Information provided ->
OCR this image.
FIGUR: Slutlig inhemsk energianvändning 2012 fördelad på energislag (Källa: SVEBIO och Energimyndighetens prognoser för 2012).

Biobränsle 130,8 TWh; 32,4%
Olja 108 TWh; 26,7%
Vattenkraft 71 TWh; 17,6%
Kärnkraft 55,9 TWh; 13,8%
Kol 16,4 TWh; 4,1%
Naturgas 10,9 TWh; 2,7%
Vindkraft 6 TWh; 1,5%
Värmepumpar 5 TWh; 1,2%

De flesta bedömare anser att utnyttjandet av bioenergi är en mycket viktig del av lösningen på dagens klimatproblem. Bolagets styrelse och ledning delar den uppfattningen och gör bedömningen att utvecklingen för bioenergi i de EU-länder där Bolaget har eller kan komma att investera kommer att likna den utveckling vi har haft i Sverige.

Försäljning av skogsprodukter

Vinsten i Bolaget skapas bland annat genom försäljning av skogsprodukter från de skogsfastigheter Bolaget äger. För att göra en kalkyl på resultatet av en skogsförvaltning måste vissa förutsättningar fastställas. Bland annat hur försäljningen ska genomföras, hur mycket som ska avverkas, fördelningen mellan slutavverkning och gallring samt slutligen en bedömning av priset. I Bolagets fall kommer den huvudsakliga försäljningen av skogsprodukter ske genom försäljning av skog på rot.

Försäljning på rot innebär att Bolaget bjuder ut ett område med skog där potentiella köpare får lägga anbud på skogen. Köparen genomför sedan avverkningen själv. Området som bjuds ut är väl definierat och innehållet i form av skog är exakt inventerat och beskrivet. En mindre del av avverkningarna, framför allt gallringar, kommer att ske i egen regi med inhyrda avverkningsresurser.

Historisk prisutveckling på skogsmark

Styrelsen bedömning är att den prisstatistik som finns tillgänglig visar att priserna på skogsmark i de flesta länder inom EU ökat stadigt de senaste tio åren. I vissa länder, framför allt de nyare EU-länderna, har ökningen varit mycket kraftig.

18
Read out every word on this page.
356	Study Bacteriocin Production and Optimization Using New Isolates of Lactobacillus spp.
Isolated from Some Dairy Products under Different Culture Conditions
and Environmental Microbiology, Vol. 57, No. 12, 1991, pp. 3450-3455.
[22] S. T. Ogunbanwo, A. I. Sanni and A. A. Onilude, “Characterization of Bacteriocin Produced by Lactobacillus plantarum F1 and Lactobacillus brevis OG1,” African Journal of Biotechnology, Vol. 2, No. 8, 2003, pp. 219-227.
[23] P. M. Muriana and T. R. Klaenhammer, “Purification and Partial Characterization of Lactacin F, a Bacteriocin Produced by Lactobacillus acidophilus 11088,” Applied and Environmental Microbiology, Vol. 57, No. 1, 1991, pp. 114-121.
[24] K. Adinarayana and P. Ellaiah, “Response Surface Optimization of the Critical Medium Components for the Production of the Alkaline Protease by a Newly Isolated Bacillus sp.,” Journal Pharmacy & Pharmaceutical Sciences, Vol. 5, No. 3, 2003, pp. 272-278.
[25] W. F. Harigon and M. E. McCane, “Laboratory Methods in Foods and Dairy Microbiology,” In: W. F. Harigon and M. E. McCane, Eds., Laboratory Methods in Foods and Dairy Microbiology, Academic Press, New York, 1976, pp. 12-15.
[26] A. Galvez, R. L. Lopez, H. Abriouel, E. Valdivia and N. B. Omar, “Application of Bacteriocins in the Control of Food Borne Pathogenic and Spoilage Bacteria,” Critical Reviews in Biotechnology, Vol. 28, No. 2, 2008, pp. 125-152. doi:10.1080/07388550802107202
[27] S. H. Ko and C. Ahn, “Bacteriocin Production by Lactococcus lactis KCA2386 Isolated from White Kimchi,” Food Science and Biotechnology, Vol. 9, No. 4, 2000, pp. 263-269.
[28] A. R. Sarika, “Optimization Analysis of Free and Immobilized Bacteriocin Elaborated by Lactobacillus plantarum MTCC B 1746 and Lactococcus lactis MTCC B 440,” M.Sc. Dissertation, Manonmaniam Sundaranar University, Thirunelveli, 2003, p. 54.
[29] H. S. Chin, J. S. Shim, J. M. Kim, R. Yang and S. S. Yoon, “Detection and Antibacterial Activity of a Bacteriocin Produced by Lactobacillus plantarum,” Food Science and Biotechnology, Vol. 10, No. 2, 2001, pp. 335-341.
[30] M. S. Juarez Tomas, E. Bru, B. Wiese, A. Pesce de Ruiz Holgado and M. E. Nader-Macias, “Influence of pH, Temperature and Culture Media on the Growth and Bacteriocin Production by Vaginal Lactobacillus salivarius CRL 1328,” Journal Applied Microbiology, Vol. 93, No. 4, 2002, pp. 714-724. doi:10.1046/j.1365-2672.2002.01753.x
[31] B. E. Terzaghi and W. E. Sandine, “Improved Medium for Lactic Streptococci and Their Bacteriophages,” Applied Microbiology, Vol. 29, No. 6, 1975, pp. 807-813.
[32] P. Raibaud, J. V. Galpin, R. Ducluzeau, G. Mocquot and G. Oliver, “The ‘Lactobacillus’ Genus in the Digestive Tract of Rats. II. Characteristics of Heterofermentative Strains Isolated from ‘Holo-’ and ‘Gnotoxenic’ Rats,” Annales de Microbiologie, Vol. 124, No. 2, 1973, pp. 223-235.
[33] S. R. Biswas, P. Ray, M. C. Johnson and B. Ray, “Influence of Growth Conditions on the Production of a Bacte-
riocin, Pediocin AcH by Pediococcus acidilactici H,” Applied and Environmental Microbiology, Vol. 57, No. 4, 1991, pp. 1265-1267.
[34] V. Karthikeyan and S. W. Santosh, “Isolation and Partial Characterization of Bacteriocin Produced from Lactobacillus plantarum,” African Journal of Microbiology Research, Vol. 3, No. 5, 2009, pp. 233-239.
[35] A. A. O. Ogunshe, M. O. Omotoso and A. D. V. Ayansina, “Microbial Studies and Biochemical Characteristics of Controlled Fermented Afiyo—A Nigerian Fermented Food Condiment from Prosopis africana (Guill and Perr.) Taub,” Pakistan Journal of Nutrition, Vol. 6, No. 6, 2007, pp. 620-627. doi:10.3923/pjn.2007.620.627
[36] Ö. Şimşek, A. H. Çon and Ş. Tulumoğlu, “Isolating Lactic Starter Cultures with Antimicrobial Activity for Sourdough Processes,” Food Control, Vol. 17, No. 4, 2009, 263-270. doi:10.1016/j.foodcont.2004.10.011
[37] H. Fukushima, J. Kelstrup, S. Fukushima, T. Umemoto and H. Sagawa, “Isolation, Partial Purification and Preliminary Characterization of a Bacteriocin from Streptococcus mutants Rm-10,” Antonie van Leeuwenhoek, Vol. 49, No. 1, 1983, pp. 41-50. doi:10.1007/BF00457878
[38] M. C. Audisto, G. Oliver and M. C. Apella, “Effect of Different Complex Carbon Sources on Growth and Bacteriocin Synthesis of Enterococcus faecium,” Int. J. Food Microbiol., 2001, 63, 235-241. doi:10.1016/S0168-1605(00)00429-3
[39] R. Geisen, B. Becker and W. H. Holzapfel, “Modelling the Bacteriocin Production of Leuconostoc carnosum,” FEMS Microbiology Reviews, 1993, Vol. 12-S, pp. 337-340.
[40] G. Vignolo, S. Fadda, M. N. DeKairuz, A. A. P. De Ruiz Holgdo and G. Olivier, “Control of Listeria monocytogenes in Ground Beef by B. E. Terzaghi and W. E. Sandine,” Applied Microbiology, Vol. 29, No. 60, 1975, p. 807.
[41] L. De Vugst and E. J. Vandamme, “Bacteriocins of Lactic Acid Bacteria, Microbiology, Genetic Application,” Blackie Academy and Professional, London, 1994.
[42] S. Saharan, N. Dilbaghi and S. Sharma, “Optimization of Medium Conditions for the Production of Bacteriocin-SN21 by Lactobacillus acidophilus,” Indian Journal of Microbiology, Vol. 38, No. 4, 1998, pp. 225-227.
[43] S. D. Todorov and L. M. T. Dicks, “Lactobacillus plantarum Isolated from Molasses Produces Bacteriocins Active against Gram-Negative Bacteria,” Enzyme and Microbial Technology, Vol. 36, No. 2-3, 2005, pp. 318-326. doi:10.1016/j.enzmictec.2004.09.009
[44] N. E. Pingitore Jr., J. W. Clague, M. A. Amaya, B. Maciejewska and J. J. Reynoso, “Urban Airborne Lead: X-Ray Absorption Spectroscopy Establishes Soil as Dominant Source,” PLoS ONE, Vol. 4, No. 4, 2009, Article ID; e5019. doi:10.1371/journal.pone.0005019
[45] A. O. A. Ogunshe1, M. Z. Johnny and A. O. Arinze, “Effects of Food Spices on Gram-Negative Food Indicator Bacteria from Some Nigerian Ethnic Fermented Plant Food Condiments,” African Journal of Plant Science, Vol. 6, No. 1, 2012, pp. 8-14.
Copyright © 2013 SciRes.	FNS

About this task -> Each line in which the string "Ruiz" is found must be copied from the data.

The answer ->
[30] M. S. Juarez Tomas, E. Bru, B. Wiese, A. Pesce de Ruiz Holgado and M. E. Nader-Macias, “Influence of pH, Temperature and Culture Media on the Growth and Bacteriocin Production by Vaginal Lactobacillus salivarius CRL 1328,” Journal Applied Microbiology, Vol. 93, No. 4, 2002, pp. 714-724. doi:10.1046/j.1365-2672.2002.01753.x
[40] G. Vignolo, S. Fadda, M. N. DeKairuz, A. A. P. De Ruiz Holgdo and G. Olivier, “Control of Listeria monocytogenes in Ground Beef by B. E. Terzaghi and W. E. Sandine,” Applied Microbiology, Vol. 29, No. 60, 1975, p. 807.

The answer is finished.